== EXCERPTED TEXT ==

Datum.Collector

NOTE: This is a Work in Progress and documents the Intent as of time of writing not necessarily what is or will be implemented!

Gather data and cache them serialized in a structure.

Problem it aims to solve

When managing infrastructure, it is always needed to gather information about different systems:

  • Services configured to start automatically but in a stopped state
  • Certificates installed and their expiration date
  • System information such as serial number, model, RAM, Disk space and so on

Some of those information can be about a system (a server, appliance, physical or virtual), or more and more often against a service: Active Directory, a service's API and so on.

The data is often used to monitor a state, or to give context to a situation:

  • Monitor: This is the data the last time the system polled
  • Alert: if data 'x' is of value 'y', the state is 'z', we should take action 'xyz'
  • Context: There's an outage, lets look at the System infos for clues

Traditionally, those systems are polled centrally by a tool commonly known as a CMDB (Configuration Management Database). Some CMDB try to offer other capabilities, such as a GUI, alerts, or configuration and remediation.

== GIVEN REQUEST 1 ==
Give the rows as a Markdown table with columns No. and Line. Begin at the line that has "salary-max-value: $25 xyxy=(427,853,464,878)" and stop after the line that has "legend-max-label: Salario bruto", leaving out any blank lines.
The rows that follow have no connection to the Datum.Collector text.

== RECORD EXCERPTS ==
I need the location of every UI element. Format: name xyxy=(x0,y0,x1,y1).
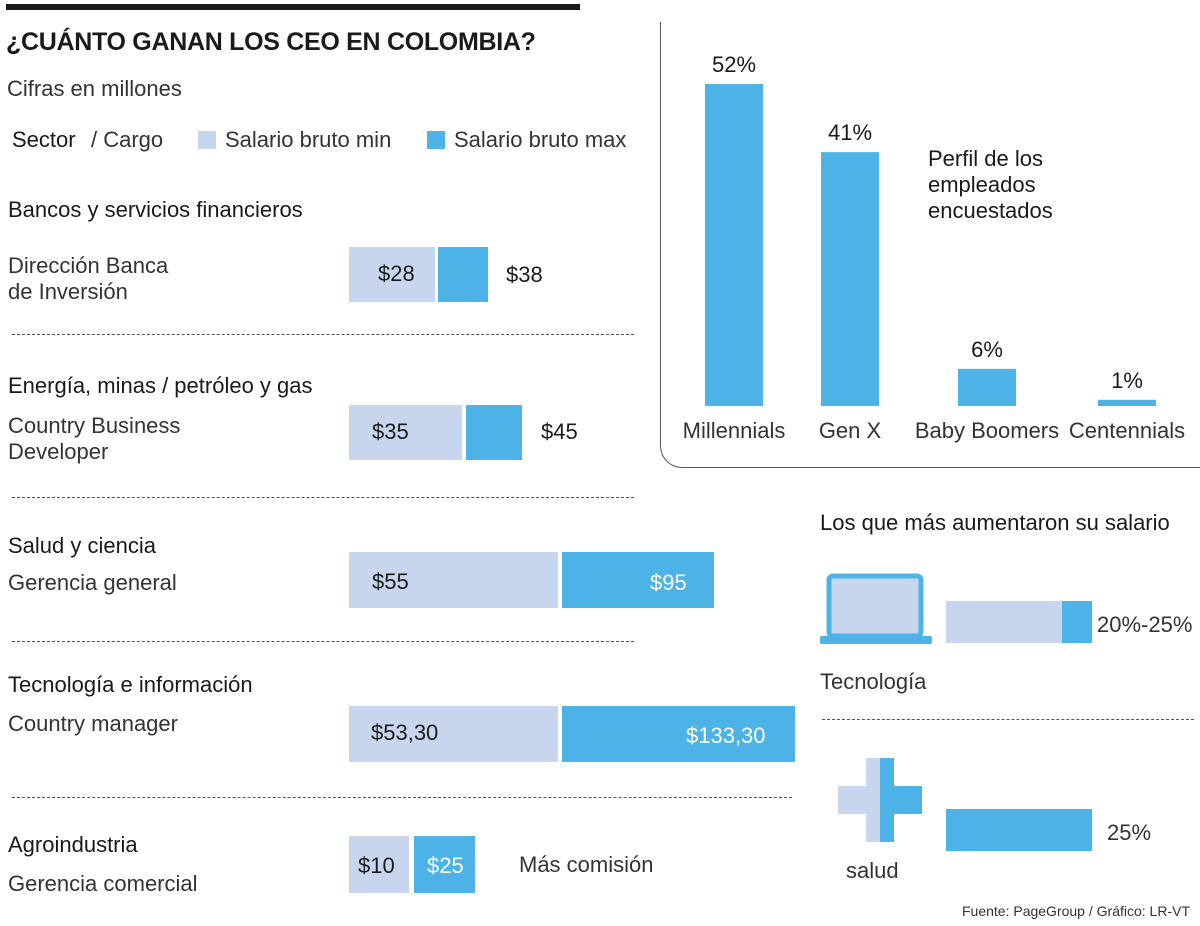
salary-max-value: $25 xyxy=(427,853,464,878)
raise-tech-base-bar xyxy=(946,601,1062,643)
top-rule xyxy=(6,4,580,10)
sector-label: Salud y ciencia xyxy=(8,533,156,558)
salary-min-value: $53,30 xyxy=(371,720,439,745)
salary-min-value: $28 xyxy=(378,261,415,286)
row-divider xyxy=(12,641,634,642)
profile-category-label: Millennials xyxy=(683,418,786,443)
salary-min-value: $55 xyxy=(372,569,409,594)
profile-category-label: Baby Boomers xyxy=(915,418,1059,443)
profile-value-label: 1% xyxy=(1111,368,1143,393)
role-label: Country manager xyxy=(8,711,178,736)
raise-health-value: 25% xyxy=(1107,820,1152,845)
role-label: Country Business Developer xyxy=(8,413,181,464)
salary-max-value: $95 xyxy=(650,570,687,595)
role-label: Gerencia general xyxy=(8,570,177,595)
profile-title: Perfil de los empleados encuestados xyxy=(928,146,1053,223)
health-cross-icon xyxy=(838,758,922,842)
raises-title: Los que más aumentaron su salario xyxy=(820,510,1170,535)
row-divider xyxy=(12,797,792,798)
raise-tech-label: Tecnología xyxy=(820,669,927,694)
salary-max-value: $45 xyxy=(541,419,578,444)
profile-value-label: 41% xyxy=(828,120,872,145)
sector-label: Tecnología e información xyxy=(8,672,253,697)
salary-min-bar xyxy=(349,552,558,608)
raise-divider xyxy=(822,719,1194,720)
raise-tech-value: 20%-25% xyxy=(1097,612,1193,637)
source-credit: Fuente: PageGroup / Gráfico: LR-VT xyxy=(962,903,1190,919)
salary-max-value: $38 xyxy=(506,262,543,287)
profile-category-label: Centennials xyxy=(1069,418,1185,443)
profile-value-label: 6% xyxy=(971,337,1003,362)
role-label: Gerencia comercial xyxy=(8,871,198,896)
profile-chart-svg: 52% Millennials 41% Gen X 6% Baby Boomers 1% Ce… xyxy=(683,52,1185,443)
page-title: ¿CUÁNTO GANAN LOS CEO EN COLOMBIA? xyxy=(6,28,536,56)
profile-panel xyxy=(660,22,1200,468)
salary-max-bar xyxy=(562,706,795,762)
salary-min-bar xyxy=(349,405,462,460)
salary-min-value: $10 xyxy=(358,853,395,878)
profile-category-label: Gen X xyxy=(819,418,882,443)
sector-label: Agroindustria xyxy=(8,832,138,857)
profile-value-label: 52% xyxy=(712,52,756,77)
sector-label: Energía, minas / petróleo y gas xyxy=(8,373,313,398)
legend-max-label: Salario bruto max xyxy=(454,127,627,152)
salary-max-bar xyxy=(414,836,475,893)
legend-cargo: / Cargo xyxy=(91,127,164,152)
salary-min-bar xyxy=(349,706,558,762)
laptop-icon xyxy=(820,573,932,645)
legend-max-swatch xyxy=(427,131,445,149)
row-divider xyxy=(12,497,634,498)
legend-min-label: Salario bruto min xyxy=(225,127,392,152)
salary-max-value: $133,30 xyxy=(686,723,766,748)
salary-max-bar xyxy=(466,405,522,460)
raise-health-bar xyxy=(946,809,1092,851)
legend-sector: Sector xyxy=(12,127,76,152)
salary-max-bar xyxy=(562,552,714,608)
sector-label: Bancos y servicios financieros xyxy=(8,197,303,222)
role-label: Dirección Banca de Inversión xyxy=(8,253,169,304)
profile-bar-baby-boomers xyxy=(958,368,1016,406)
profile-bar-gen-x xyxy=(821,152,879,406)
raise-health-label: salud xyxy=(846,858,899,883)
salary-max-bar xyxy=(438,247,488,302)
profile-bar-chart: 52% Millennials 41% Gen X 6% Baby Boomers 1% Ce… xyxy=(660,22,1200,467)
profile-bar-centennials xyxy=(1098,399,1156,406)
salary-min-bar xyxy=(349,836,409,893)
salary-note: Más comisión xyxy=(519,852,654,877)
raise-tech-extra-bar xyxy=(1062,601,1092,643)
legend-min-swatch xyxy=(198,131,216,149)
profile-bar-millennials xyxy=(705,84,763,406)
row-divider xyxy=(12,334,634,335)
salary-min-value: $35 xyxy=(372,419,409,444)
subtitle: Cifras en millones xyxy=(7,76,182,101)
salary-min-bar xyxy=(349,247,435,302)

== GIVEN REQUEST 2 ==
Take the Datum.Collector text on gathering infrastructure data further, starting after its last sentence.

== FINAL ANSWER 1 ==
| No. | Line |
|---|---|
| 1 | salary-max-value: $25 xyxy=(427,853,464,878) |
| 2 | raise-tech-base-bar xyxy=(946,601,1062,643) |
| 3 | top-rule xyxy=(6,4,580,10) |
| 4 | sector-label: Salud y ciencia xyxy=(8,533,156,558) |
| 5 | salary-min-value: $53,30 xyxy=(371,720,439,745) |
| 6 | salary-min-value: $28 xyxy=(378,261,415,286) |
| 7 | row-divider xyxy=(12,641,634,642) |
| 8 | profile-category-label: Millennials xyxy=(683,418,786,443) |
| 9 | salary-min-value: $55 xyxy=(372,569,409,594) |
| 10 | profile-category-label: Baby Boomers xyxy=(915,418,1059,443) |
| 11 | profile-value-label: 1% xyxy=(1111,368,1143,393) |
| 12 | role-label: Country manager xyxy=(8,711,178,736) |
| 13 | raise-health-value: 25% xyxy=(1107,820,1152,845) |
| 14 | role-label: Country Business Developer xyxy=(8,413,181,464) |
| 15 | salary-max-value: $95 xyxy=(650,570,687,595) |
| 16 | role-label: Gerencia general xyxy=(8,570,177,595) |
| 17 | profile-title: Perfil de los empleados encuestados xyxy=(928,146,1053,223) |
| 18 | health-cross-icon xyxy=(838,758,922,842) |
| 19 | raises-title: Los que más aumentaron su salario xyxy=(820,510,1170,535) |
| 20 | row-divider xyxy=(12,797,792,798) |
| 21 | raise-tech-label: Tecnología xyxy=(820,669,927,694) |
| 22 | salary-max-value: $45 xyxy=(541,419,578,444) |
| 23 | profile-value-label: 41% xyxy=(828,120,872,145) |
| 24 | sector-label: Tecnología e información xyxy=(8,672,253,697) |
| 25 | salary-min-bar xyxy=(349,552,558,608) |
| 26 | raise-divider xyxy=(822,719,1194,720) |
| 27 | raise-tech-value: 20%-25% xyxy=(1097,612,1193,637) |
| 28 | source-credit: Fuente: PageGroup / Gráfico: LR-VT xyxy=(962,903,1190,919) |
| 29 | salary-max-value: $38 xyxy=(506,262,543,287) |
| 30 | profile-category-label: Centennials xyxy=(1069,418,1185,443) |
| 31 | profile-value-label: 6% xyxy=(971,337,1003,362) |
| 32 | role-label: Gerencia comercial xyxy=(8,871,198,896) |
| 33 | profile-chart-svg: 52% Millennials 41% Gen X 6% Baby Boomers 1% Ce… xyxy=(683,52,1185,443) |
| 34 | page-title: ¿CUÁNTO GANAN LOS CEO EN COLOMBIA? xyxy=(6,28,536,56) |
| 35 | profile-panel xyxy=(660,22,1200,468) |
| 36 | salary-max-bar xyxy=(562,706,795,762) |
| 37 | salary-min-bar xyxy=(349,405,462,460) |
| 38 | salary-min-value: $10 xyxy=(358,853,395,878) |
| 39 | profile-category-label: Gen X xyxy=(819,418,882,443) |
| 40 | sector-label: Agroindustria xyxy=(8,832,138,857) |
| 41 | profile-value-label: 52% xyxy=(712,52,756,77) |
| 42 | sector-label: Energía, minas / petróleo y gas xyxy=(8,373,313,398) |
| 43 | legend-max-label: Salario bruto max xyxy=(454,127,627,152) |

== FINAL ANSWER 2 ==
Datum.Collector instead focuses on collecting the data and defining what to collect, how and when. How this data is consumed, stored, or exposed is left to other systems to implement.

The assumption is that the data will be used in several ways, without the need to be queried each time by different systems, and the testing of systems should be decoupled from the gathering of the system's data.

Intentions

Requirements

The key characteristics of the envisaged solution are:

  • declarativeness: manage the configuration of Datum.Collectors from human readable files.
  • segregation of concerns: Collect the data based on a configuration, don't manage deployment, updates of the configuration...
  • Object tree representation: Data should be stored in an object's properties, so it's easy to access data by a 'path' following the dot notation ($collectedData.propertyContainer.PropertyDatum).
  • Definition tree represents collected data structure: Folders are containers, files either data return by a single container or reprensent a map of the sub properties made available.

Intended Usage

The first use case I have in mind is the ability to run infrastructure tests against the data structure to ensure compliance of an expected state, but also make that data available to other systems, such as exporting to a file.

Presenting the Data in a tree of properties makes it structured in a familiar way. Validation of systems can be written against that tree, decoupling the data collection from the testing of values: $collectedData.computerSystem.TotalPhysicalMemory | Should -be 68406890496.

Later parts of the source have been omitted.